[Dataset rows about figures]
____

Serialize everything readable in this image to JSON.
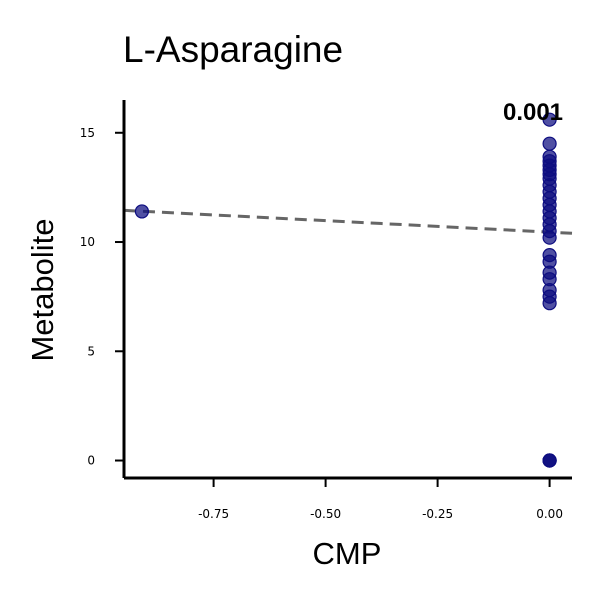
{
  "chart_data": {
    "type": "scatter",
    "title": "L-Asparagine",
    "xlabel": "CMP",
    "ylabel": "Metabolite",
    "xlim": [
      -0.95,
      0.05
    ],
    "ylim": [
      -0.8,
      16.5
    ],
    "x_ticks": [
      -0.75,
      -0.5,
      -0.25,
      0.0
    ],
    "x_tick_labels": [
      "-0.75",
      "-0.50",
      "-0.25",
      "0.00"
    ],
    "y_ticks": [
      0,
      5,
      10,
      15
    ],
    "y_tick_labels": [
      "0",
      "5",
      "10",
      "15"
    ],
    "grid": false,
    "point_color": "#0d0d80",
    "trend_color": "#666666",
    "annotation": "0.001",
    "points": [
      {
        "x": -0.91,
        "y": 11.4
      },
      {
        "x": 0.0,
        "y": 15.6
      },
      {
        "x": 0.0,
        "y": 14.5
      },
      {
        "x": 0.0,
        "y": 13.9
      },
      {
        "x": 0.0,
        "y": 13.7
      },
      {
        "x": 0.0,
        "y": 13.5
      },
      {
        "x": 0.0,
        "y": 13.3
      },
      {
        "x": 0.0,
        "y": 13.1
      },
      {
        "x": 0.0,
        "y": 12.9
      },
      {
        "x": 0.0,
        "y": 12.6
      },
      {
        "x": 0.0,
        "y": 12.3
      },
      {
        "x": 0.0,
        "y": 12.0
      },
      {
        "x": 0.0,
        "y": 11.7
      },
      {
        "x": 0.0,
        "y": 11.4
      },
      {
        "x": 0.0,
        "y": 11.1
      },
      {
        "x": 0.0,
        "y": 10.8
      },
      {
        "x": 0.0,
        "y": 10.5
      },
      {
        "x": 0.0,
        "y": 10.2
      },
      {
        "x": 0.0,
        "y": 9.4
      },
      {
        "x": 0.0,
        "y": 9.1
      },
      {
        "x": 0.0,
        "y": 8.6
      },
      {
        "x": 0.0,
        "y": 8.3
      },
      {
        "x": 0.0,
        "y": 7.8
      },
      {
        "x": 0.0,
        "y": 7.5
      },
      {
        "x": 0.0,
        "y": 7.2
      },
      {
        "x": 0.0,
        "y": 0.0
      },
      {
        "x": 0.0,
        "y": 0.0
      },
      {
        "x": 0.0,
        "y": 0.0
      }
    ],
    "trend_line": {
      "x": [
        -0.95,
        0.05
      ],
      "y": [
        11.45,
        10.4
      ]
    }
  }
}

____

GIVEN EXERCISE:
Without including any pictures, print all of the material exactly as given.

SOLUTION TO THIS PROBLEM:
Serialize everything readable in this image to JSON.
{
  "chart_data": {
    "type": "scatter",
    "title": "L-Asparagine",
    "xlabel": "CMP",
    "ylabel": "Metabolite",
    "xlim": [
      -0.95,
      0.05
    ],
    "ylim": [
      -0.8,
      16.5
    ],
    "x_ticks": [
      -0.75,
      -0.5,
      -0.25,
      0.0
    ],
    "x_tick_labels": [
      "-0.75",
      "-0.50",
      "-0.25",
      "0.00"
    ],
    "y_ticks": [
      0,
      5,
      10,
      15
    ],
    "y_tick_labels": [
      "0",
      "5",
      "10",
      "15"
    ],
    "grid": false,
    "point_color": "#0d0d80",
    "trend_color": "#666666",
    "annotation": "0.001",
    "points": [
      {
        "x": -0.91,
        "y": 11.4
      },
      {
        "x": 0.0,
        "y": 15.6
      },
      {
        "x": 0.0,
        "y": 14.5
      },
      {
        "x": 0.0,
        "y": 13.9
      },
      {
        "x": 0.0,
        "y": 13.7
      },
      {
        "x": 0.0,
        "y": 13.5
      },
      {
        "x": 0.0,
        "y": 13.3
      },
      {
        "x": 0.0,
        "y": 13.1
      },
      {
        "x": 0.0,
        "y": 12.9
      },
      {
        "x": 0.0,
        "y": 12.6
      },
      {
        "x": 0.0,
        "y": 12.3
      },
      {
        "x": 0.0,
        "y": 12.0
      },
      {
        "x": 0.0,
        "y": 11.7
      },
      {
        "x": 0.0,
        "y": 11.4
      },
      {
        "x": 0.0,
        "y": 11.1
      },
      {
        "x": 0.0,
        "y": 10.8
      },
      {
        "x": 0.0,
        "y": 10.5
      },
      {
        "x": 0.0,
        "y": 10.2
      },
      {
        "x": 0.0,
        "y": 9.4
      },
      {
        "x": 0.0,
        "y": 9.1
      },
      {
        "x": 0.0,
        "y": 8.6
      },
      {
        "x": 0.0,
        "y": 8.3
      },
      {
        "x": 0.0,
        "y": 7.8
      },
      {
        "x": 0.0,
        "y": 7.5
      },
      {
        "x": 0.0,
        "y": 7.2
      },
      {
        "x": 0.0,
        "y": 0.0
      },
      {
        "x": 0.0,
        "y": 0.0
      },
      {
        "x": 0.0,
        "y": 0.0
      }
    ],
    "trend_line": {
      "x": [
        -0.95,
        0.05
      ],
      "y": [
        11.45,
        10.4
      ]
    }
  }
}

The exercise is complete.